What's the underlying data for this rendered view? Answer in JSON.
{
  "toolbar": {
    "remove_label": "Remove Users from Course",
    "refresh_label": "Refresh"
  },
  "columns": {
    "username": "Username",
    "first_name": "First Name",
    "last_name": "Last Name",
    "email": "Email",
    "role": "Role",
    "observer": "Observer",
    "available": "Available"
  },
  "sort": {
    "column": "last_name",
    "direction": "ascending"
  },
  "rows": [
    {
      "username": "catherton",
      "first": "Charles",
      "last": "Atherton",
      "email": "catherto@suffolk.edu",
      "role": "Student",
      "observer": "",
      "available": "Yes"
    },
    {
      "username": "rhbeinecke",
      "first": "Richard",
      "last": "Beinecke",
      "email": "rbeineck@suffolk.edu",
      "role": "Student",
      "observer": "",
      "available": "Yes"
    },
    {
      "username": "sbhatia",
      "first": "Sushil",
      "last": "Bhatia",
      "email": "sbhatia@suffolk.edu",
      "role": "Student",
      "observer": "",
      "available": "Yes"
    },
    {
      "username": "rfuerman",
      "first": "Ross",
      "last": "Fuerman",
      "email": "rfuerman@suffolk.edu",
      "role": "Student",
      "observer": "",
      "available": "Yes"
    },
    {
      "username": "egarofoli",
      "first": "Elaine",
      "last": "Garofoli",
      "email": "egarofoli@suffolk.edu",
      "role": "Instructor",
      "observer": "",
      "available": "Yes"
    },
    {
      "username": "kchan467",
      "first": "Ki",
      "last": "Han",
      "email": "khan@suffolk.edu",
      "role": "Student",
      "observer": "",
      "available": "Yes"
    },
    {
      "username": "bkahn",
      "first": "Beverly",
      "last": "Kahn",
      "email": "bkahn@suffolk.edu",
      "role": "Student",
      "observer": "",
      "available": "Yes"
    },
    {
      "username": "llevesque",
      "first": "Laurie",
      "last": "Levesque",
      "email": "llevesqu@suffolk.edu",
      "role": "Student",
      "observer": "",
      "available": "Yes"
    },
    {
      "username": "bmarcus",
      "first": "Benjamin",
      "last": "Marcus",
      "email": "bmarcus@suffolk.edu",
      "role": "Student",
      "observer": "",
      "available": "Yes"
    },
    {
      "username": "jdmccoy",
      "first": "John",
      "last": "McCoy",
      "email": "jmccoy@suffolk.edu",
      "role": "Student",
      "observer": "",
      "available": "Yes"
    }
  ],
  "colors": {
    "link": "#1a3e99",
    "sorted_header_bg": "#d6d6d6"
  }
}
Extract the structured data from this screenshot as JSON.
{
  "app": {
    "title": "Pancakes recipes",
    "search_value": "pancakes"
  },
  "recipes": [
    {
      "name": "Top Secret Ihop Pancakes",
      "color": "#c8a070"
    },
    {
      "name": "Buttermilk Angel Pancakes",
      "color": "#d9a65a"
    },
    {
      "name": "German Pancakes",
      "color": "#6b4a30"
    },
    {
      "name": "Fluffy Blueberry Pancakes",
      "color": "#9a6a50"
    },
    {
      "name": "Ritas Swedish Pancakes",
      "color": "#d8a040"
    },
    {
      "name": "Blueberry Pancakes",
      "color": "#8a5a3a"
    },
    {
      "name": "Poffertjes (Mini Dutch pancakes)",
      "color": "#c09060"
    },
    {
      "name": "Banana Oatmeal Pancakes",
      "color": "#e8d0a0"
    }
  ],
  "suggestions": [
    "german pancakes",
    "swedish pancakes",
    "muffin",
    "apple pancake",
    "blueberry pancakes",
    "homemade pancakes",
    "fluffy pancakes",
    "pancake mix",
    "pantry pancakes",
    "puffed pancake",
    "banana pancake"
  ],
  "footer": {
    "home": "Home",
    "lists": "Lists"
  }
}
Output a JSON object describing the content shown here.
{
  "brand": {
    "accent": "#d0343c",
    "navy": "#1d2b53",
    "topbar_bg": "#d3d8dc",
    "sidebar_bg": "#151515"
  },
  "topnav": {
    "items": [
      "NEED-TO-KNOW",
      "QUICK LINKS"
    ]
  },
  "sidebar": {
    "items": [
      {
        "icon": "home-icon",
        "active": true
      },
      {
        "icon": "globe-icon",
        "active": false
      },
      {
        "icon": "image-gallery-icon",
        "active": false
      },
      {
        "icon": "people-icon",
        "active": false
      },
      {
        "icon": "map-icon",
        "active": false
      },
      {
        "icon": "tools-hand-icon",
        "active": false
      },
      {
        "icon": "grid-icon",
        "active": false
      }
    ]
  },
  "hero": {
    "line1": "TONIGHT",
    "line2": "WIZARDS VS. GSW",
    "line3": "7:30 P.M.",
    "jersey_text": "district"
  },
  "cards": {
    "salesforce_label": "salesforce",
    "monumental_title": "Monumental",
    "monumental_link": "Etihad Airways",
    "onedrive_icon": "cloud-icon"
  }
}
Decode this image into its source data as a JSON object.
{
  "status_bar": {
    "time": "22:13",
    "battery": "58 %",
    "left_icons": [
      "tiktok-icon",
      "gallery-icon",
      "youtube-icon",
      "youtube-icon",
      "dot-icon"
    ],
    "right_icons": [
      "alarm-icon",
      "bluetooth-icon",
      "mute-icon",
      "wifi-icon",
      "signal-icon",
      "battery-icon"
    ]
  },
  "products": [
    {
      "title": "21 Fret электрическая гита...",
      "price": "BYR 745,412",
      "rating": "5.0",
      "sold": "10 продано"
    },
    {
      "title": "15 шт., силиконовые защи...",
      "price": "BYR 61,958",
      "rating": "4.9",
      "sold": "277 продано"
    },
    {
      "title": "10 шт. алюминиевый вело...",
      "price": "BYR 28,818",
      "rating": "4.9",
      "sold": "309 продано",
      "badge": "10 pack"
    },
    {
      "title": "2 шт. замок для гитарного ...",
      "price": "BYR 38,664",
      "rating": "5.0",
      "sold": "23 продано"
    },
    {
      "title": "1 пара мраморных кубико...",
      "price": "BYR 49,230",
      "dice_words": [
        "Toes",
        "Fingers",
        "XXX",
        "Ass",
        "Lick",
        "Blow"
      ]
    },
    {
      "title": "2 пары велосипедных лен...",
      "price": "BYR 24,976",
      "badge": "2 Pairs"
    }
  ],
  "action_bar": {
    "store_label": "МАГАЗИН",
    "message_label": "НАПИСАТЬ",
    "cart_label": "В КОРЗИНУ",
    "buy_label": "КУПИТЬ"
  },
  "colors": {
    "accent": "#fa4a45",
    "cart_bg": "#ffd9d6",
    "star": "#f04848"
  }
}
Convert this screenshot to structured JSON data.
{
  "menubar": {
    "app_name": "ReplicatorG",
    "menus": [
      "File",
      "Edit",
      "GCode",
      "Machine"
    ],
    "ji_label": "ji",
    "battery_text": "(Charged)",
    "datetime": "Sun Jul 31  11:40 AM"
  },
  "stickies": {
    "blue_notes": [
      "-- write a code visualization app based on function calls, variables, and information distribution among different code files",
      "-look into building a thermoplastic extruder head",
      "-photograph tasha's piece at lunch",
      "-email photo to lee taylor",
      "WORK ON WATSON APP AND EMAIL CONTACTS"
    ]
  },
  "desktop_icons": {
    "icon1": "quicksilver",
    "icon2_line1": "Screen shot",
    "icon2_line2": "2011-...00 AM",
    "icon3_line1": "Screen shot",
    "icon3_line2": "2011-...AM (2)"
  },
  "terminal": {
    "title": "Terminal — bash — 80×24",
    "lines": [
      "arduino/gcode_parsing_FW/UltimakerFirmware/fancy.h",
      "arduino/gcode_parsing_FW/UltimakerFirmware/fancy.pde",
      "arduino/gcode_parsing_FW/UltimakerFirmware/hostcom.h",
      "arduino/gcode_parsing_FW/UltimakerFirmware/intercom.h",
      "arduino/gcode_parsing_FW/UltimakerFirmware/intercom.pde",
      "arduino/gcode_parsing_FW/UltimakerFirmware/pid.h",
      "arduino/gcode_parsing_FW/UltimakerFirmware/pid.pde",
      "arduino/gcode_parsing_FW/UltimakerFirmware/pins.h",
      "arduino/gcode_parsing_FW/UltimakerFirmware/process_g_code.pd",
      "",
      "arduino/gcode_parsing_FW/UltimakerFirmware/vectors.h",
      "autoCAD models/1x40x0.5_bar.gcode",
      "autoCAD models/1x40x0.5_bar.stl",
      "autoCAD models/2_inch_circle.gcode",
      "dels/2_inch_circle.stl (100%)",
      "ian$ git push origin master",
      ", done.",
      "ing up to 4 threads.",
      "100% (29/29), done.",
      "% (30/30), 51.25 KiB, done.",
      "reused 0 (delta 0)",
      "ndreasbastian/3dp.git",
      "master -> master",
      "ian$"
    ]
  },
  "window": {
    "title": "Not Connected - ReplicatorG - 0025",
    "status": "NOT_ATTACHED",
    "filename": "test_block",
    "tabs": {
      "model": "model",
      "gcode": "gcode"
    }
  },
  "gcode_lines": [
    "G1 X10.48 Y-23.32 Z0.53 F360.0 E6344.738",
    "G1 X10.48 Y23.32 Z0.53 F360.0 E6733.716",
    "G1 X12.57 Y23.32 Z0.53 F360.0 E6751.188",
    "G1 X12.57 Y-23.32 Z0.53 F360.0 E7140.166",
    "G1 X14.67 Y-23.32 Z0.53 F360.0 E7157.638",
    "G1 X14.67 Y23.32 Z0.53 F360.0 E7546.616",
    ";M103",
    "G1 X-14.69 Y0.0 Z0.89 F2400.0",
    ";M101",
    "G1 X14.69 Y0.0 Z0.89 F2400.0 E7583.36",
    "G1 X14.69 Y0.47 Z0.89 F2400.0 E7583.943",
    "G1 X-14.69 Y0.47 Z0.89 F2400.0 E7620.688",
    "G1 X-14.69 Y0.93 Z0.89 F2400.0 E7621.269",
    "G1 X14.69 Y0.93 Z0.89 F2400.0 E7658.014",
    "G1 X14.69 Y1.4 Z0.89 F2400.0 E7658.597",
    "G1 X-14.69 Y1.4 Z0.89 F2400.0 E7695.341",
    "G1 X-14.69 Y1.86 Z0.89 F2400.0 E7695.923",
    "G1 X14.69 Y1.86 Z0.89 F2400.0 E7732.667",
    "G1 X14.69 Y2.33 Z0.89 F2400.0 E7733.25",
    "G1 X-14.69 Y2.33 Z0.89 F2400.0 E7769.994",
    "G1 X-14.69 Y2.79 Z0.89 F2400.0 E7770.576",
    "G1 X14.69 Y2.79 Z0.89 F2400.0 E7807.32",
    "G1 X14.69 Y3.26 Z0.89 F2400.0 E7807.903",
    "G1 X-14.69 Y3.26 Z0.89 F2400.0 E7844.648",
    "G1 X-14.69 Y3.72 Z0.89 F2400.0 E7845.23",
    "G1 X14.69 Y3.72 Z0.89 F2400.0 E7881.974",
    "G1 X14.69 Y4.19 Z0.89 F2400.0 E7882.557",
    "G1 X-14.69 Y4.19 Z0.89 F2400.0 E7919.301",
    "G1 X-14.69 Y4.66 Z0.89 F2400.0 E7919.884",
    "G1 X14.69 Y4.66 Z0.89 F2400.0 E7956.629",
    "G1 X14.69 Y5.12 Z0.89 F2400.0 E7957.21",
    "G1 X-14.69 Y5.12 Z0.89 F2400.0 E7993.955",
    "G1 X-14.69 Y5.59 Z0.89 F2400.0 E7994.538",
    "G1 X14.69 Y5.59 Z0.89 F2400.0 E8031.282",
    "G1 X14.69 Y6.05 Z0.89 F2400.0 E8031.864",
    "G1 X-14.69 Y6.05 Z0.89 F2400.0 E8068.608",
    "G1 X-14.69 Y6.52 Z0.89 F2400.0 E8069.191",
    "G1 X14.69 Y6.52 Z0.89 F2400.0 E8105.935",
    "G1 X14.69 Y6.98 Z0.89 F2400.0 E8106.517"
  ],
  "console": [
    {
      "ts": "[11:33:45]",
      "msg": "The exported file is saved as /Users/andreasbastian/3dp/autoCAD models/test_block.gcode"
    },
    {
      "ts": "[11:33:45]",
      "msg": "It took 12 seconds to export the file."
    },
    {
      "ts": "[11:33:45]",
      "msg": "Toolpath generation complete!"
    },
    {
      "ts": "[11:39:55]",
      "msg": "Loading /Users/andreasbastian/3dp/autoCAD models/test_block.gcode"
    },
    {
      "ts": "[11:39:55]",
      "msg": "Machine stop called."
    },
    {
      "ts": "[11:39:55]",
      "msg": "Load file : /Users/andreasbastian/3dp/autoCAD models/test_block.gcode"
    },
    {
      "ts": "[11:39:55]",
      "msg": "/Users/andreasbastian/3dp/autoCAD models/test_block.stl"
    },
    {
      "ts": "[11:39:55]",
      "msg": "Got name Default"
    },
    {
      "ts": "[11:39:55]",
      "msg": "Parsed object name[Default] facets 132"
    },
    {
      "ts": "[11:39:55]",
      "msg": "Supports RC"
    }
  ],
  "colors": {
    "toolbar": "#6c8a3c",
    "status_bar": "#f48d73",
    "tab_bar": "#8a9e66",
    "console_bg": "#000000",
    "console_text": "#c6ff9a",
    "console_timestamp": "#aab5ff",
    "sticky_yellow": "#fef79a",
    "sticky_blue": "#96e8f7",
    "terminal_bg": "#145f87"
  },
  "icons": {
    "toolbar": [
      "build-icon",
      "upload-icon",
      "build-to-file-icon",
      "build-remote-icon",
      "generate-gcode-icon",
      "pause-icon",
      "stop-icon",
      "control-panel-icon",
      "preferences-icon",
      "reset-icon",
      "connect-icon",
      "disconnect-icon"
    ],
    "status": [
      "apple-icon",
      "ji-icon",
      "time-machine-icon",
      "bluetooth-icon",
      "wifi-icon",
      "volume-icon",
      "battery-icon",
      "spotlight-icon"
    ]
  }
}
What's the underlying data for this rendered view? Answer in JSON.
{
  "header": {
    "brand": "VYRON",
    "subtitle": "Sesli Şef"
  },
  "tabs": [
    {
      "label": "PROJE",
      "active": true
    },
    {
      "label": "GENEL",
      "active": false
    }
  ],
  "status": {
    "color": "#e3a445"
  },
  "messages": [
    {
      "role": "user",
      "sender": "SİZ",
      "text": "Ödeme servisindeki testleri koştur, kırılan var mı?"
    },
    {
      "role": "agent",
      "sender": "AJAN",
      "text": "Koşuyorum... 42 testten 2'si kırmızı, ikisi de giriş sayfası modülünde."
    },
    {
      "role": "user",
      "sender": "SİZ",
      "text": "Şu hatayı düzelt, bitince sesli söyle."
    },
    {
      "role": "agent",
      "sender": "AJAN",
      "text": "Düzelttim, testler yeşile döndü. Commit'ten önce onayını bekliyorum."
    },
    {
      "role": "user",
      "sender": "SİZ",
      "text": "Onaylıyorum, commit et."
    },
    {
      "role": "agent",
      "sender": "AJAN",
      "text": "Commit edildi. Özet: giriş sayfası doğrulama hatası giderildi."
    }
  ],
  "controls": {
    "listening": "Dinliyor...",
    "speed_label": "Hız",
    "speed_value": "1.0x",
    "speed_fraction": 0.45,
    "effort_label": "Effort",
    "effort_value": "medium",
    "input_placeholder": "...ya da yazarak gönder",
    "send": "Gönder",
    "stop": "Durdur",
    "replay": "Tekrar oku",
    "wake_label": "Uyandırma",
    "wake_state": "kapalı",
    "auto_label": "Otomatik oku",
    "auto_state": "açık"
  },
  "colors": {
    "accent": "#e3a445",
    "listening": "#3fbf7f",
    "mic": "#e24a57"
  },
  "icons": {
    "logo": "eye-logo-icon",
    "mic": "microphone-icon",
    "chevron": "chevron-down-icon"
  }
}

==================================================

EXERCISE DETAILS:
Provide solely the number of lines in the data that include the word "price".

EXERCISE ANSWER:
6